Exercise requirements:
Locate each line holding the string "this" and copy it.

Data excerpts:
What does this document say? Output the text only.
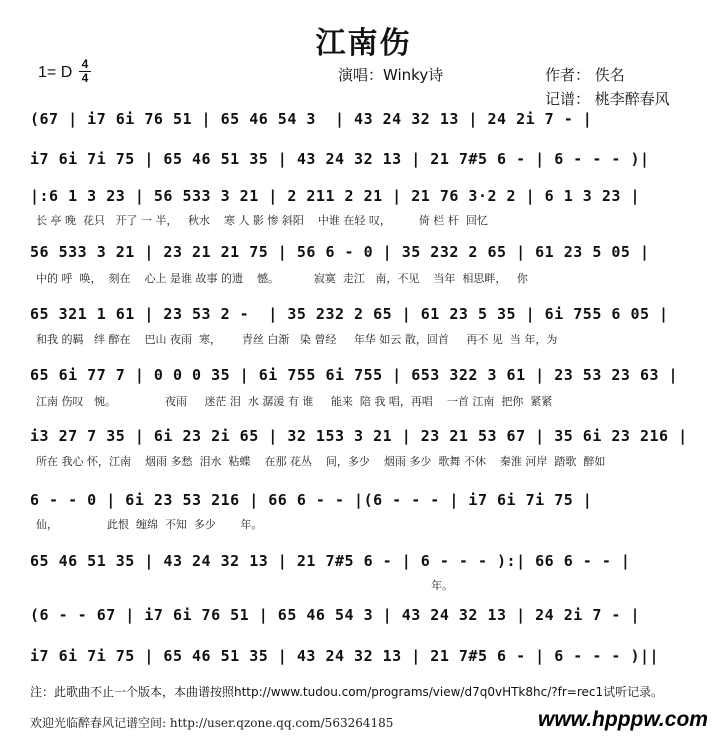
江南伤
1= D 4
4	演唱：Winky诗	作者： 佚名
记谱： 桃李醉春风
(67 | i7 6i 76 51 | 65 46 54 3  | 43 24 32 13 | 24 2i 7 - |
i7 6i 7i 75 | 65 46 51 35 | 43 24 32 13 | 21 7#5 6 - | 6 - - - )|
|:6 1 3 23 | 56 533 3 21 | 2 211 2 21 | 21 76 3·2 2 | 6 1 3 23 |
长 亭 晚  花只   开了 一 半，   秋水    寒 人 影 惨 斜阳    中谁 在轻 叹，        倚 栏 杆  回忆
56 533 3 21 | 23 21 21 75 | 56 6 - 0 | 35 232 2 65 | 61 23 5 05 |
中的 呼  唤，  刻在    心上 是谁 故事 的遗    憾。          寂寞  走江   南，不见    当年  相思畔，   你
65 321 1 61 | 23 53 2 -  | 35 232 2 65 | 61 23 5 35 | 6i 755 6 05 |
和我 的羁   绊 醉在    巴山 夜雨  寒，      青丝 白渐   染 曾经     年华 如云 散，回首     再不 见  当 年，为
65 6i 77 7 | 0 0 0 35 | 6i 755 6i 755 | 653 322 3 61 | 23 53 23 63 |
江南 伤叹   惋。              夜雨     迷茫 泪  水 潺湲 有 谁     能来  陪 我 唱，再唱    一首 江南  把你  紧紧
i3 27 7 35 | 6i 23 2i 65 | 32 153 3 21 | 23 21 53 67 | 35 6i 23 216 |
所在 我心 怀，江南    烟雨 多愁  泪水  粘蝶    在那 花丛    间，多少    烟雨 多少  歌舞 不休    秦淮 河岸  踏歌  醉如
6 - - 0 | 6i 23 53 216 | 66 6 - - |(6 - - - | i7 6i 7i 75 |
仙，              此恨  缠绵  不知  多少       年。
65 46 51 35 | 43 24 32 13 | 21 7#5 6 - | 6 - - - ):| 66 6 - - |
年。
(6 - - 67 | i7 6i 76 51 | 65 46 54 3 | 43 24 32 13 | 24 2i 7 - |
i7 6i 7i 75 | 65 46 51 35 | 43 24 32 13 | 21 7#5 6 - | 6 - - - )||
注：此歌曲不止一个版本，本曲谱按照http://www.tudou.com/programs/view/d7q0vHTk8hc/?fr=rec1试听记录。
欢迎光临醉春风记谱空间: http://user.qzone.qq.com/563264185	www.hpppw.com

...

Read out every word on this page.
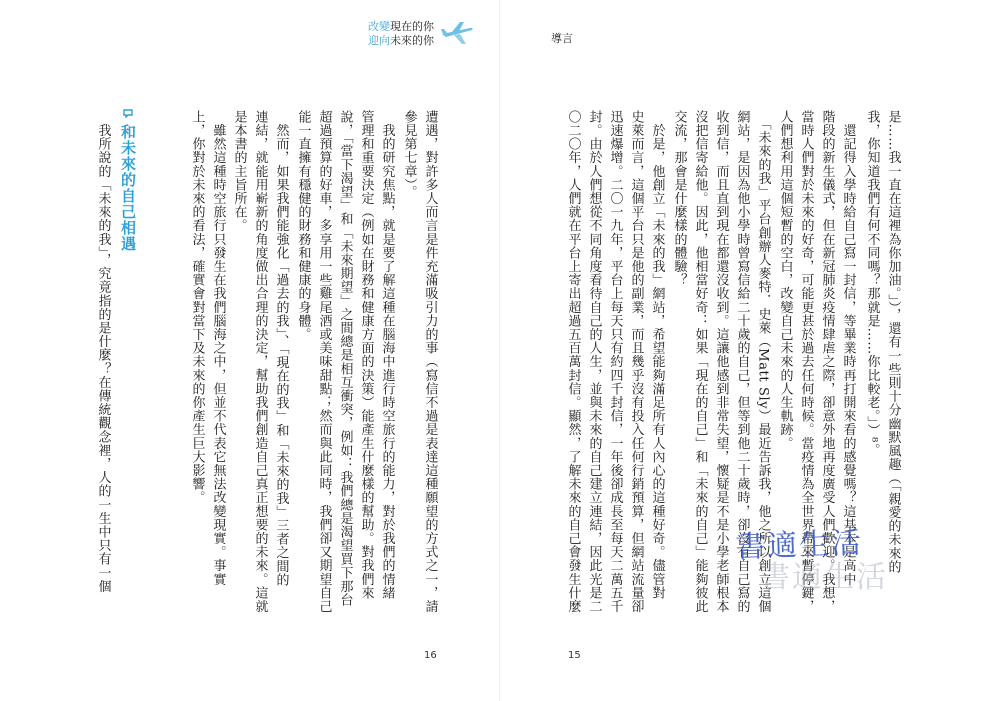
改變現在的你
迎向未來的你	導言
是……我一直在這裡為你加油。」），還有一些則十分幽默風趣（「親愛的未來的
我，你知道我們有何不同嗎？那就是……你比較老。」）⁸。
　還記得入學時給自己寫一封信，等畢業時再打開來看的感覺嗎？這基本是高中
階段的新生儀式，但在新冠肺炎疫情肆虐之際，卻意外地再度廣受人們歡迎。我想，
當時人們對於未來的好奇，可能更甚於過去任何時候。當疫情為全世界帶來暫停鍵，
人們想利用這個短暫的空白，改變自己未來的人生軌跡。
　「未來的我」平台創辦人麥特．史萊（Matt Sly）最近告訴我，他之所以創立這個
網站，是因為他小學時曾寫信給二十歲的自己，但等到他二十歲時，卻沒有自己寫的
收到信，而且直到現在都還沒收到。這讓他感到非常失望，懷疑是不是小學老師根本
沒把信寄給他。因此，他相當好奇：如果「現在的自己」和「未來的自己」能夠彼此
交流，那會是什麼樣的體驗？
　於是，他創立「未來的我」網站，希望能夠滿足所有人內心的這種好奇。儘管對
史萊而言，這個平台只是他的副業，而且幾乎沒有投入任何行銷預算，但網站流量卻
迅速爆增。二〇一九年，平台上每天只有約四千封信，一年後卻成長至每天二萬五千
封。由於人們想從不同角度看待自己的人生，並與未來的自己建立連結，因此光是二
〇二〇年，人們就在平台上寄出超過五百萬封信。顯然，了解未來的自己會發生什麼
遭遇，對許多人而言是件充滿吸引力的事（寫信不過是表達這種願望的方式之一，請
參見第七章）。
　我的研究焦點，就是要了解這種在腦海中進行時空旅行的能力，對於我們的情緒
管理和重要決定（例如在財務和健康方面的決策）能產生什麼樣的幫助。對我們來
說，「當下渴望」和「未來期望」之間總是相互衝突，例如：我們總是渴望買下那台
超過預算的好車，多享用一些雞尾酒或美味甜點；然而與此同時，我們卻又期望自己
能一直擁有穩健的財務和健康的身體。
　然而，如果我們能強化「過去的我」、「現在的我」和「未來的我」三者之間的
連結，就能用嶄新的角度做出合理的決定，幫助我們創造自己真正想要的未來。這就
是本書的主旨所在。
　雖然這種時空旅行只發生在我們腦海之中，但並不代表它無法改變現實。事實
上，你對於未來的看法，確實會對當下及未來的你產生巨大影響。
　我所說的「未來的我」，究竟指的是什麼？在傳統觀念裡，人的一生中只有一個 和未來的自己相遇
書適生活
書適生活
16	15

Exercise output:
What does this document say? Output the text only.
Read out every word on this page.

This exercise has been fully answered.